- Instruction:
Return only the line that contains "Type out the text in this image." and each line after it, through the last line of the data below, copied exactly.

- Items:
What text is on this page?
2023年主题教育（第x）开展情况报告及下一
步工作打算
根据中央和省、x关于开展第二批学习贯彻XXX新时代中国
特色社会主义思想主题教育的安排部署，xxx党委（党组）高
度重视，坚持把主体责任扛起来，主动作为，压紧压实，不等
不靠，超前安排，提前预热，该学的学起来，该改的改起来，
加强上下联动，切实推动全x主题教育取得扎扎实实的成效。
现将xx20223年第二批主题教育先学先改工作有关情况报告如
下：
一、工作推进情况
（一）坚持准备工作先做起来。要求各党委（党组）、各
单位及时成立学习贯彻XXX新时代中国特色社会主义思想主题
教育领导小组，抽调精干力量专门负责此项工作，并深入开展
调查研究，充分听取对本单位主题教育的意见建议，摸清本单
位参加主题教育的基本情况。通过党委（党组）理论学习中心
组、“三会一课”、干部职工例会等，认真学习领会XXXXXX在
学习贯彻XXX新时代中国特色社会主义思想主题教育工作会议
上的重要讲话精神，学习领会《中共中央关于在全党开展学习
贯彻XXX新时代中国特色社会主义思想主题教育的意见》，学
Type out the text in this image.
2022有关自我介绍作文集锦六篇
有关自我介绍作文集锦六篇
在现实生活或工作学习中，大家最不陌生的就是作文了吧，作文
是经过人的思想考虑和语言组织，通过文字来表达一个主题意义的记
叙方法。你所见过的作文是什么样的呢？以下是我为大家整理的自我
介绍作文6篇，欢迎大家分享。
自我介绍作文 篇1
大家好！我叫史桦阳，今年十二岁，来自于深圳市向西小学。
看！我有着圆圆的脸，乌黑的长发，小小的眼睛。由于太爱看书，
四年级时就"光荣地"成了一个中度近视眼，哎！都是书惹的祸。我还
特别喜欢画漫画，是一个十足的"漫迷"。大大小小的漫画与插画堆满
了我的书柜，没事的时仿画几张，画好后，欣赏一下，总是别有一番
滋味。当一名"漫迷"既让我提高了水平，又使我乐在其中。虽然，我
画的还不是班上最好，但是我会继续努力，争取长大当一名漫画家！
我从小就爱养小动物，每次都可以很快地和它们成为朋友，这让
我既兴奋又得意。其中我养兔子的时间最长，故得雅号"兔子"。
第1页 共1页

- Answer below:
Type out the text in this image.
2022有关自我介绍作文集锦六篇
有关自我介绍作文集锦六篇
在现实生活或工作学习中，大家最不陌生的就是作文了吧，作文
是经过人的思想考虑和语言组织，通过文字来表达一个主题意义的记
叙方法。你所见过的作文是什么样的呢？以下是我为大家整理的自我
介绍作文6篇，欢迎大家分享。
自我介绍作文 篇1
大家好！我叫史桦阳，今年十二岁，来自于深圳市向西小学。
看！我有着圆圆的脸，乌黑的长发，小小的眼睛。由于太爱看书，
四年级时就"光荣地"成了一个中度近视眼，哎！都是书惹的祸。我还
特别喜欢画漫画，是一个十足的"漫迷"。大大小小的漫画与插画堆满
了我的书柜，没事的时仿画几张，画好后，欣赏一下，总是别有一番
滋味。当一名"漫迷"既让我提高了水平，又使我乐在其中。虽然，我
画的还不是班上最好，但是我会继续努力，争取长大当一名漫画家！
我从小就爱养小动物，每次都可以很快地和它们成为朋友，这让
我既兴奋又得意。其中我养兔子的时间最长，故得雅号"兔子"。
第1页 共1页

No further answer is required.